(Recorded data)
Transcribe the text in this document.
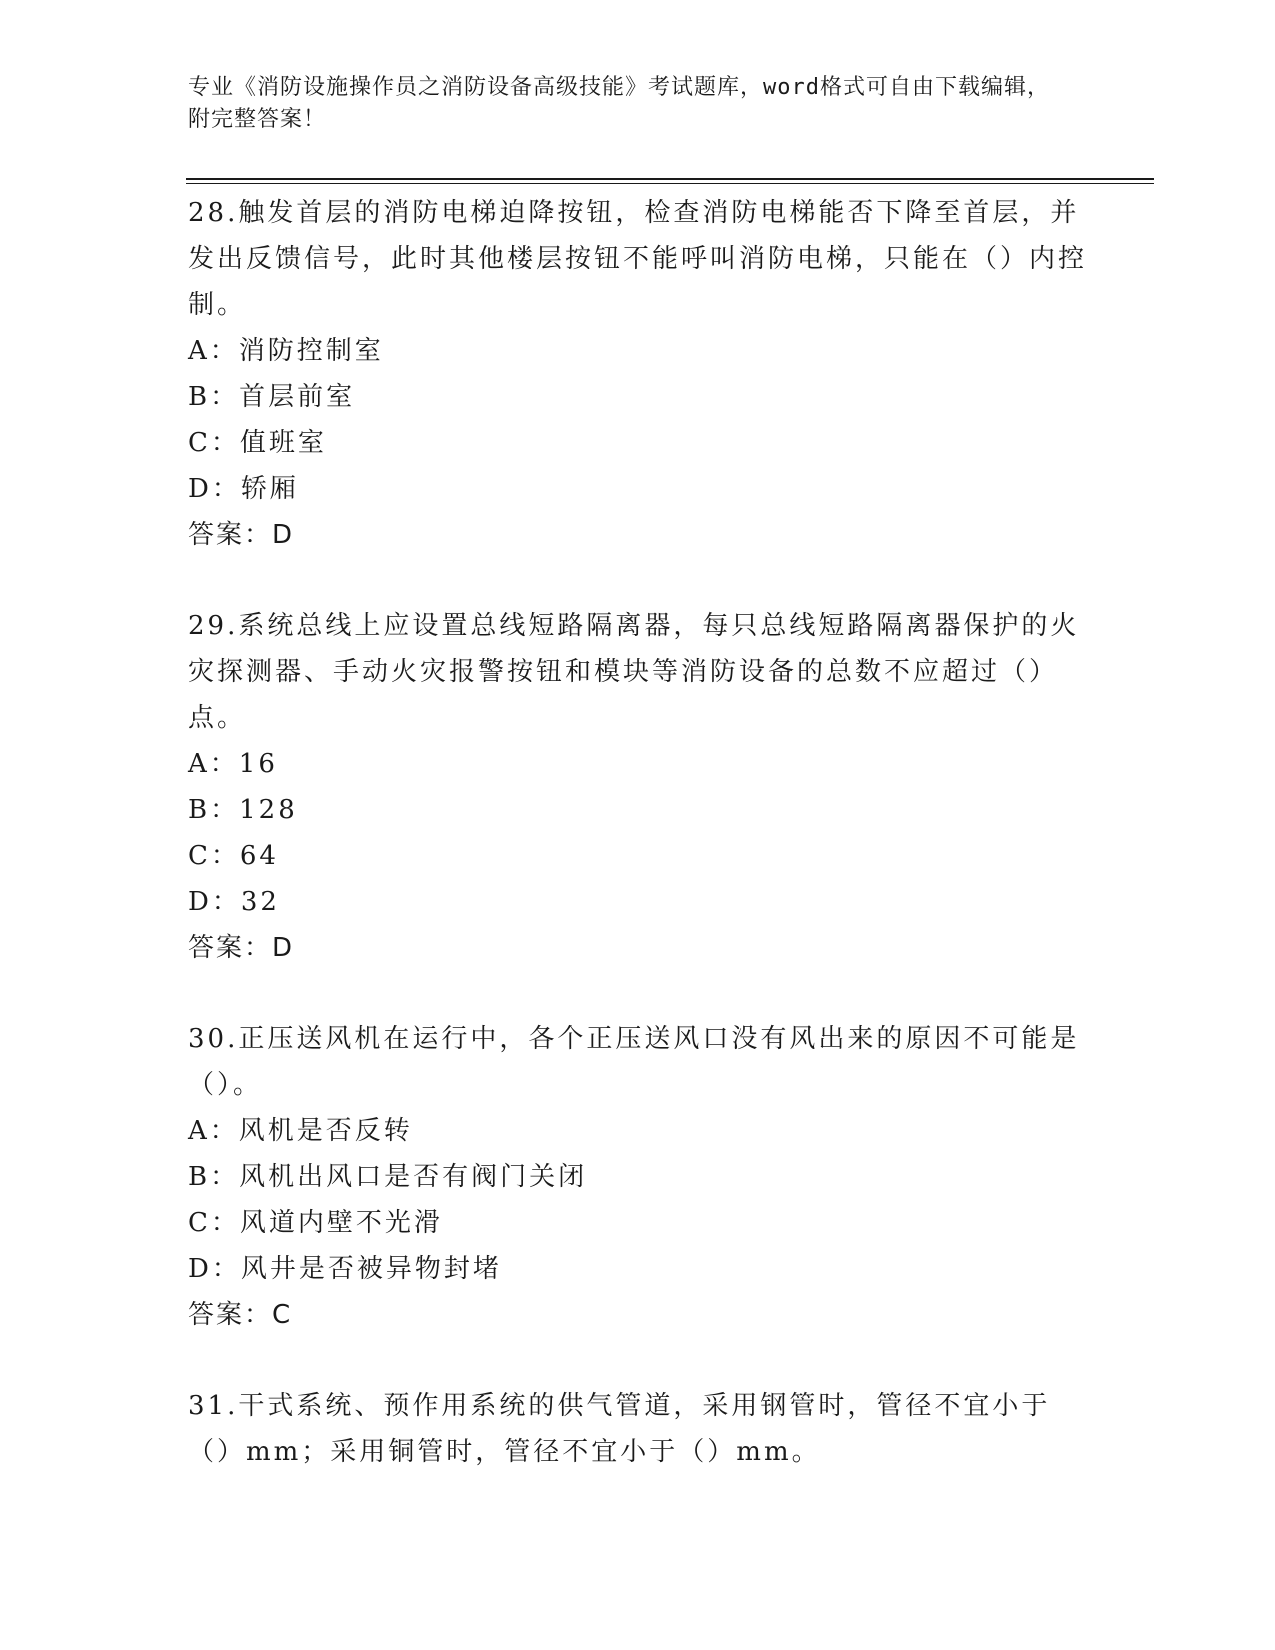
专业《消防设施操作员之消防设备高级技能》考试题库，word格式可自由下载编辑，附完整答案！

28.触发首层的消防电梯迫降按钮，检查消防电梯能否下降至首层，并发出反馈信号，此时其他楼层按钮不能呼叫消防电梯，只能在（）内控制。

A：消防控制室

B：首层前室

C：值班室

D：轿厢

答案：D

29.系统总线上应设置总线短路隔离器，每只总线短路隔离器保护的火灾探测器、手动火灾报警按钮和模块等消防设备的总数不应超过（）点。

A：16

B：128

C：64

D：32

答案：D

30.正压送风机在运行中，各个正压送风口没有风出来的原因不可能是（）。

A：风机是否反转

B：风机出风口是否有阀门关闭

C：风道内壁不光滑

D：风井是否被异物封堵

答案：C

31.干式系统、预作用系统的供气管道，采用钢管时，管径不宜小于（）mm；采用铜管时，管径不宜小于（）mm。
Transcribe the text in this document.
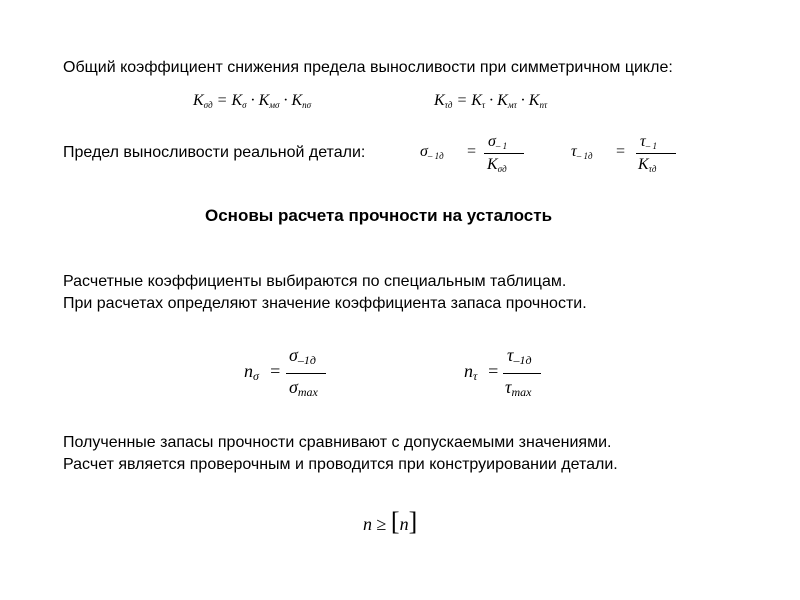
Общий коэффициент снижения предела выносливости при симметричном цикле:
$K_{\sigma д} = K_\sigma \cdot K_{м\sigma} \cdot K_{п\sigma}$	$K_{\tau д} = K_\tau \cdot K_{м\tau} \cdot K_{п\tau}$
Предел выносливости реальной детали:	$\sigma_{- 1д}$ =
$\sigma_{- 1}$
$K_{\sigma д}$
$\tau_{- 1д}$ =
$\tau_{- 1}$
$K_{\tau д}$
Основы расчета прочности на усталость
Расчетные коэффициенты выбираются по специальным таблицам.
При расчетах определяют значение коэффициента запаса прочности.
$n_\sigma$ =
$\sigma_{-1д}$
$\sigma_{max}$
$n_\tau$ =
$\tau_{-1д}$
$\tau_{max}$
Полученные запасы прочности сравнивают с допускаемыми значениями.
Расчет является проверочным и проводится при конструировании детали.
n ≥ [n]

**Exercise task**
Restate the entire listing word for word, excluding pictures.

**Full response**
Transcribe the text in this document.
专业《消防设施操作员之消防设备高级技能》考试题库，word格式可自由下载编辑，附完整答案！

28.触发首层的消防电梯迫降按钮，检查消防电梯能否下降至首层，并发出反馈信号，此时其他楼层按钮不能呼叫消防电梯，只能在（）内控制。

A：消防控制室

B：首层前室

C：值班室

D：轿厢

答案：D

29.系统总线上应设置总线短路隔离器，每只总线短路隔离器保护的火灾探测器、手动火灾报警按钮和模块等消防设备的总数不应超过（）点。

A：16

B：128

C：64

D：32

答案：D

30.正压送风机在运行中，各个正压送风口没有风出来的原因不可能是（）。

A：风机是否反转

B：风机出风口是否有阀门关闭

C：风道内壁不光滑

D：风井是否被异物封堵

答案：C

31.干式系统、预作用系统的供气管道，采用钢管时，管径不宜小于（）mm；采用铜管时，管径不宜小于（）mm。
Transcribe the text in this document.
Общий коэффициент снижения предела выносливости при симметричном цикле:
$K_{\sigma д} = K_\sigma \cdot K_{м\sigma} \cdot K_{п\sigma}$	$K_{\tau д} = K_\tau \cdot K_{м\tau} \cdot K_{п\tau}$
Предел выносливости реальной детали:	$\sigma_{- 1д}$ =
$\sigma_{- 1}$
$K_{\sigma д}$
$\tau_{- 1д}$ =
$\tau_{- 1}$
$K_{\tau д}$
Основы расчета прочности на усталость
Расчетные коэффициенты выбираются по специальным таблицам.
При расчетах определяют значение коэффициента запаса прочности.
$n_\sigma$ =
$\sigma_{-1д}$
$\sigma_{max}$
$n_\tau$ =
$\tau_{-1д}$
$\tau_{max}$
Полученные запасы прочности сравнивают с допускаемыми значениями.
Расчет является проверочным и проводится при конструировании детали.
n ≥ [n]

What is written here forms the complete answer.